Dataset content —

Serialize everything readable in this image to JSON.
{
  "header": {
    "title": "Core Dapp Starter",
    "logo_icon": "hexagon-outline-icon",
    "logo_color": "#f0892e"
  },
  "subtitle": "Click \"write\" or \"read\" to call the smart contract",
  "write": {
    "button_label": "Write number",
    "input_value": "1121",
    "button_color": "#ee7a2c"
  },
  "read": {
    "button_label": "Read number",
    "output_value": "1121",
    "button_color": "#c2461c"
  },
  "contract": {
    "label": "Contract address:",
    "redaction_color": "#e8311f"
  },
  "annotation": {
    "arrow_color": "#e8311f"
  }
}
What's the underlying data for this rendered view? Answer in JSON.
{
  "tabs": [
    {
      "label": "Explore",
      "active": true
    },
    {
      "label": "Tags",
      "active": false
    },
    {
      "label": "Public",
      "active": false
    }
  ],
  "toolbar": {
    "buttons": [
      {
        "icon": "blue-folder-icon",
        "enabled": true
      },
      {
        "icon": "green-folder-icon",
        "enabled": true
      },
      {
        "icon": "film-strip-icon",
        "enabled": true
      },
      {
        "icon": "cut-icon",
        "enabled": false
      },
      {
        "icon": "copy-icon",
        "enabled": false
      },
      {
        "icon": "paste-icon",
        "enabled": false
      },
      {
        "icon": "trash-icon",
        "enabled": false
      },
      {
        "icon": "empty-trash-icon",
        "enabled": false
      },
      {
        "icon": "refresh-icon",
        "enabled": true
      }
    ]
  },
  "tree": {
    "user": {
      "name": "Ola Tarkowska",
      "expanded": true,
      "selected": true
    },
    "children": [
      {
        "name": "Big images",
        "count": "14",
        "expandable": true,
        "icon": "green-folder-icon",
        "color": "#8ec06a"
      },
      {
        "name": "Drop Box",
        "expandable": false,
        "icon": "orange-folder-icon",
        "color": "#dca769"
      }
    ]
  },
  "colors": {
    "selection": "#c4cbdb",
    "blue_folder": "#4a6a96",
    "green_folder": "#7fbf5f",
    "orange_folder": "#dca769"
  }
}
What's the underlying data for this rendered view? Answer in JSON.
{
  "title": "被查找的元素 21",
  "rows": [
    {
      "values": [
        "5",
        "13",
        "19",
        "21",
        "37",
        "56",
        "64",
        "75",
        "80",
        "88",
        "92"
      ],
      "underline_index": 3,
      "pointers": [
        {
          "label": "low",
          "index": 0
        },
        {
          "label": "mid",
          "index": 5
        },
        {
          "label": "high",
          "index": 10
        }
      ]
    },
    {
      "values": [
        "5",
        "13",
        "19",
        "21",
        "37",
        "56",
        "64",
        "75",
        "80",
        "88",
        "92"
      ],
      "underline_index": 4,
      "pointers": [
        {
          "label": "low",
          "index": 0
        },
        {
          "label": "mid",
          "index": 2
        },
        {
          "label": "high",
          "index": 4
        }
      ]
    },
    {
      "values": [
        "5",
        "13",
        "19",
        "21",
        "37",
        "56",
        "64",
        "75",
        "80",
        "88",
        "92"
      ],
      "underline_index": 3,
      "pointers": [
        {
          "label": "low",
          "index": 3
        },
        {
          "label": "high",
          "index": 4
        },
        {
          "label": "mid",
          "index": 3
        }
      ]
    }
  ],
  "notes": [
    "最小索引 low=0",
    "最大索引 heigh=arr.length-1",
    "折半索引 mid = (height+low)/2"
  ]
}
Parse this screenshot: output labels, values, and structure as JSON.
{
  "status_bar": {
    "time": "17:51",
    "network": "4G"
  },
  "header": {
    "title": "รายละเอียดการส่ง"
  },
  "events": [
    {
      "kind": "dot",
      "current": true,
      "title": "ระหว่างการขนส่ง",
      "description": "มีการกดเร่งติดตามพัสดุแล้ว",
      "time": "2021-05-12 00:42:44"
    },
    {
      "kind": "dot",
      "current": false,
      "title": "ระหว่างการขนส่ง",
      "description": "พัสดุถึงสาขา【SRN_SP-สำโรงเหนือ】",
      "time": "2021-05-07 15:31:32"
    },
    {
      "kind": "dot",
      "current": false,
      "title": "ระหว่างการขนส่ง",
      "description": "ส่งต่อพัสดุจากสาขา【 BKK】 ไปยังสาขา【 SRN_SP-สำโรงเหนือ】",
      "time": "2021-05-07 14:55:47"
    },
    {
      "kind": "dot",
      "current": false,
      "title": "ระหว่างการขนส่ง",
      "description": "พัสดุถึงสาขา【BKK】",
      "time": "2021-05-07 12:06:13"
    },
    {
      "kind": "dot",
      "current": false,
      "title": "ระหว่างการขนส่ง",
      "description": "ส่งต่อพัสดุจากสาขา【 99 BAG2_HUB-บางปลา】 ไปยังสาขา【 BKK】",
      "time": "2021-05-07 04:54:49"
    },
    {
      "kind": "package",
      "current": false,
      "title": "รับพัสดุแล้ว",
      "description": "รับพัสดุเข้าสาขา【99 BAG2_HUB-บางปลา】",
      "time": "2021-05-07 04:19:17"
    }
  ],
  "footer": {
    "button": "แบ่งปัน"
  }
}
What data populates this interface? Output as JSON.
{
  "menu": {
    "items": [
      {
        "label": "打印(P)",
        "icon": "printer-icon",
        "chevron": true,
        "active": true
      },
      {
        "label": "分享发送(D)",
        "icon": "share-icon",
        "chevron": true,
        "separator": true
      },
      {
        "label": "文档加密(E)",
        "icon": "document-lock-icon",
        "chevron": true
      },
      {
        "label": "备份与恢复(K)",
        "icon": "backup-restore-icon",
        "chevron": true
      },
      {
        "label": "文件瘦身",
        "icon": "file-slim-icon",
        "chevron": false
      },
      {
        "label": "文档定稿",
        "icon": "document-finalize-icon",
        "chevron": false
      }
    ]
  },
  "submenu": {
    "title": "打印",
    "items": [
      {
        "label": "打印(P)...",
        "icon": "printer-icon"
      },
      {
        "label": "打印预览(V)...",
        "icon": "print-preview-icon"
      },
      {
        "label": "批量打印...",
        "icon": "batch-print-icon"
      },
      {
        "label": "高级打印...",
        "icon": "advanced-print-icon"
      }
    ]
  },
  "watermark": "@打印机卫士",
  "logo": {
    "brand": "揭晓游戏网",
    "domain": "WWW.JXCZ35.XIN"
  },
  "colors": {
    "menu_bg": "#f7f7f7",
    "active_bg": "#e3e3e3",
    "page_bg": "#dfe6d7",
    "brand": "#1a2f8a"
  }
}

Brief — All of the entries must be quoted exactly; please include each one.

Result below —
Serialize everything readable in this image to JSON.
{
  "header": {
    "title": "Core Dapp Starter",
    "logo_icon": "hexagon-outline-icon",
    "logo_color": "#f0892e"
  },
  "subtitle": "Click \"write\" or \"read\" to call the smart contract",
  "write": {
    "button_label": "Write number",
    "input_value": "1121",
    "button_color": "#ee7a2c"
  },
  "read": {
    "button_label": "Read number",
    "output_value": "1121",
    "button_color": "#c2461c"
  },
  "contract": {
    "label": "Contract address:",
    "redaction_color": "#e8311f"
  },
  "annotation": {
    "arrow_color": "#e8311f"
  }
}
What's the underlying data for this rendered view? Answer in JSON.
{
  "tabs": [
    {
      "label": "Explore",
      "active": true
    },
    {
      "label": "Tags",
      "active": false
    },
    {
      "label": "Public",
      "active": false
    }
  ],
  "toolbar": {
    "buttons": [
      {
        "icon": "blue-folder-icon",
        "enabled": true
      },
      {
        "icon": "green-folder-icon",
        "enabled": true
      },
      {
        "icon": "film-strip-icon",
        "enabled": true
      },
      {
        "icon": "cut-icon",
        "enabled": false
      },
      {
        "icon": "copy-icon",
        "enabled": false
      },
      {
        "icon": "paste-icon",
        "enabled": false
      },
      {
        "icon": "trash-icon",
        "enabled": false
      },
      {
        "icon": "empty-trash-icon",
        "enabled": false
      },
      {
        "icon": "refresh-icon",
        "enabled": true
      }
    ]
  },
  "tree": {
    "user": {
      "name": "Ola Tarkowska",
      "expanded": true,
      "selected": true
    },
    "children": [
      {
        "name": "Big images",
        "count": "14",
        "expandable": true,
        "icon": "green-folder-icon",
        "color": "#8ec06a"
      },
      {
        "name": "Drop Box",
        "expandable": false,
        "icon": "orange-folder-icon",
        "color": "#dca769"
      }
    ]
  },
  "colors": {
    "selection": "#c4cbdb",
    "blue_folder": "#4a6a96",
    "green_folder": "#7fbf5f",
    "orange_folder": "#dca769"
  }
}
What's the underlying data for this rendered view? Answer in JSON.
{
  "title": "被查找的元素 21",
  "rows": [
    {
      "values": [
        "5",
        "13",
        "19",
        "21",
        "37",
        "56",
        "64",
        "75",
        "80",
        "88",
        "92"
      ],
      "underline_index": 3,
      "pointers": [
        {
          "label": "low",
          "index": 0
        },
        {
          "label": "mid",
          "index": 5
        },
        {
          "label": "high",
          "index": 10
        }
      ]
    },
    {
      "values": [
        "5",
        "13",
        "19",
        "21",
        "37",
        "56",
        "64",
        "75",
        "80",
        "88",
        "92"
      ],
      "underline_index": 4,
      "pointers": [
        {
          "label": "low",
          "index": 0
        },
        {
          "label": "mid",
          "index": 2
        },
        {
          "label": "high",
          "index": 4
        }
      ]
    },
    {
      "values": [
        "5",
        "13",
        "19",
        "21",
        "37",
        "56",
        "64",
        "75",
        "80",
        "88",
        "92"
      ],
      "underline_index": 3,
      "pointers": [
        {
          "label": "low",
          "index": 3
        },
        {
          "label": "high",
          "index": 4
        },
        {
          "label": "mid",
          "index": 3
        }
      ]
    }
  ],
  "notes": [
    "最小索引 low=0",
    "最大索引 heigh=arr.length-1",
    "折半索引 mid = (height+low)/2"
  ]
}
Parse this screenshot: output labels, values, and structure as JSON.
{
  "status_bar": {
    "time": "17:51",
    "network": "4G"
  },
  "header": {
    "title": "รายละเอียดการส่ง"
  },
  "events": [
    {
      "kind": "dot",
      "current": true,
      "title": "ระหว่างการขนส่ง",
      "description": "มีการกดเร่งติดตามพัสดุแล้ว",
      "time": "2021-05-12 00:42:44"
    },
    {
      "kind": "dot",
      "current": false,
      "title": "ระหว่างการขนส่ง",
      "description": "พัสดุถึงสาขา【SRN_SP-สำโรงเหนือ】",
      "time": "2021-05-07 15:31:32"
    },
    {
      "kind": "dot",
      "current": false,
      "title": "ระหว่างการขนส่ง",
      "description": "ส่งต่อพัสดุจากสาขา【 BKK】 ไปยังสาขา【 SRN_SP-สำโรงเหนือ】",
      "time": "2021-05-07 14:55:47"
    },
    {
      "kind": "dot",
      "current": false,
      "title": "ระหว่างการขนส่ง",
      "description": "พัสดุถึงสาขา【BKK】",
      "time": "2021-05-07 12:06:13"
    },
    {
      "kind": "dot",
      "current": false,
      "title": "ระหว่างการขนส่ง",
      "description": "ส่งต่อพัสดุจากสาขา【 99 BAG2_HUB-บางปลา】 ไปยังสาขา【 BKK】",
      "time": "2021-05-07 04:54:49"
    },
    {
      "kind": "package",
      "current": false,
      "title": "รับพัสดุแล้ว",
      "description": "รับพัสดุเข้าสาขา【99 BAG2_HUB-บางปลา】",
      "time": "2021-05-07 04:19:17"
    }
  ],
  "footer": {
    "button": "แบ่งปัน"
  }
}
What data populates this interface? Output as JSON.
{
  "menu": {
    "items": [
      {
        "label": "打印(P)",
        "icon": "printer-icon",
        "chevron": true,
        "active": true
      },
      {
        "label": "分享发送(D)",
        "icon": "share-icon",
        "chevron": true,
        "separator": true
      },
      {
        "label": "文档加密(E)",
        "icon": "document-lock-icon",
        "chevron": true
      },
      {
        "label": "备份与恢复(K)",
        "icon": "backup-restore-icon",
        "chevron": true
      },
      {
        "label": "文件瘦身",
        "icon": "file-slim-icon",
        "chevron": false
      },
      {
        "label": "文档定稿",
        "icon": "document-finalize-icon",
        "chevron": false
      }
    ]
  },
  "submenu": {
    "title": "打印",
    "items": [
      {
        "label": "打印(P)...",
        "icon": "printer-icon"
      },
      {
        "label": "打印预览(V)...",
        "icon": "print-preview-icon"
      },
      {
        "label": "批量打印...",
        "icon": "batch-print-icon"
      },
      {
        "label": "高级打印...",
        "icon": "advanced-print-icon"
      }
    ]
  },
  "watermark": "@打印机卫士",
  "logo": {
    "brand": "揭晓游戏网",
    "domain": "WWW.JXCZ35.XIN"
  },
  "colors": {
    "menu_bg": "#f7f7f7",
    "active_bg": "#e3e3e3",
    "page_bg": "#dfe6d7",
    "brand": "#1a2f8a"
  }
}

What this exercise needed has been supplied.